§ **TASK DESCRIPTION**: All entries should be output exactly as they stand.

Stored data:
----
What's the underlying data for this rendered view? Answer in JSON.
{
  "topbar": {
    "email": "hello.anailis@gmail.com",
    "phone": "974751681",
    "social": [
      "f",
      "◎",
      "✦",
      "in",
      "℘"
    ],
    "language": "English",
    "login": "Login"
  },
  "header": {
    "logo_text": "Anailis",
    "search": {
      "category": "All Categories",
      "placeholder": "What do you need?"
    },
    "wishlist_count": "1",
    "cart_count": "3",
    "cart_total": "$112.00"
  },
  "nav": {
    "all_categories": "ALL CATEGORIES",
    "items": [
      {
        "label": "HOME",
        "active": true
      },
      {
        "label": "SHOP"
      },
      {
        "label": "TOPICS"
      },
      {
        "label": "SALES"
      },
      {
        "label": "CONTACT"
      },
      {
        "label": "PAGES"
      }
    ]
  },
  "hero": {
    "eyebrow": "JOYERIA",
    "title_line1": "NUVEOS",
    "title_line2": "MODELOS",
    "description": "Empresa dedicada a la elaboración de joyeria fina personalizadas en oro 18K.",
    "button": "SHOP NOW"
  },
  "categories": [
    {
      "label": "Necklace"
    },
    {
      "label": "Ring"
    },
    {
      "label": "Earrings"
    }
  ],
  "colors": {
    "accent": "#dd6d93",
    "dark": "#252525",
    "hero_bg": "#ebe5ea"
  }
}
----
§ **WORKED SOLUTION**:
What's the underlying data for this rendered view? Answer in JSON.
{
  "topbar": {
    "email": "hello.anailis@gmail.com",
    "phone": "974751681",
    "social": [
      "f",
      "◎",
      "✦",
      "in",
      "℘"
    ],
    "language": "English",
    "login": "Login"
  },
  "header": {
    "logo_text": "Anailis",
    "search": {
      "category": "All Categories",
      "placeholder": "What do you need?"
    },
    "wishlist_count": "1",
    "cart_count": "3",
    "cart_total": "$112.00"
  },
  "nav": {
    "all_categories": "ALL CATEGORIES",
    "items": [
      {
        "label": "HOME",
        "active": true
      },
      {
        "label": "SHOP"
      },
      {
        "label": "TOPICS"
      },
      {
        "label": "SALES"
      },
      {
        "label": "CONTACT"
      },
      {
        "label": "PAGES"
      }
    ]
  },
  "hero": {
    "eyebrow": "JOYERIA",
    "title_line1": "NUVEOS",
    "title_line2": "MODELOS",
    "description": "Empresa dedicada a la elaboración de joyeria fina personalizadas en oro 18K.",
    "button": "SHOP NOW"
  },
  "categories": [
    {
      "label": "Necklace"
    },
    {
      "label": "Ring"
    },
    {
      "label": "Earrings"
    }
  ],
  "colors": {
    "accent": "#dd6d93",
    "dark": "#252525",
    "hero_bg": "#ebe5ea"
  }
}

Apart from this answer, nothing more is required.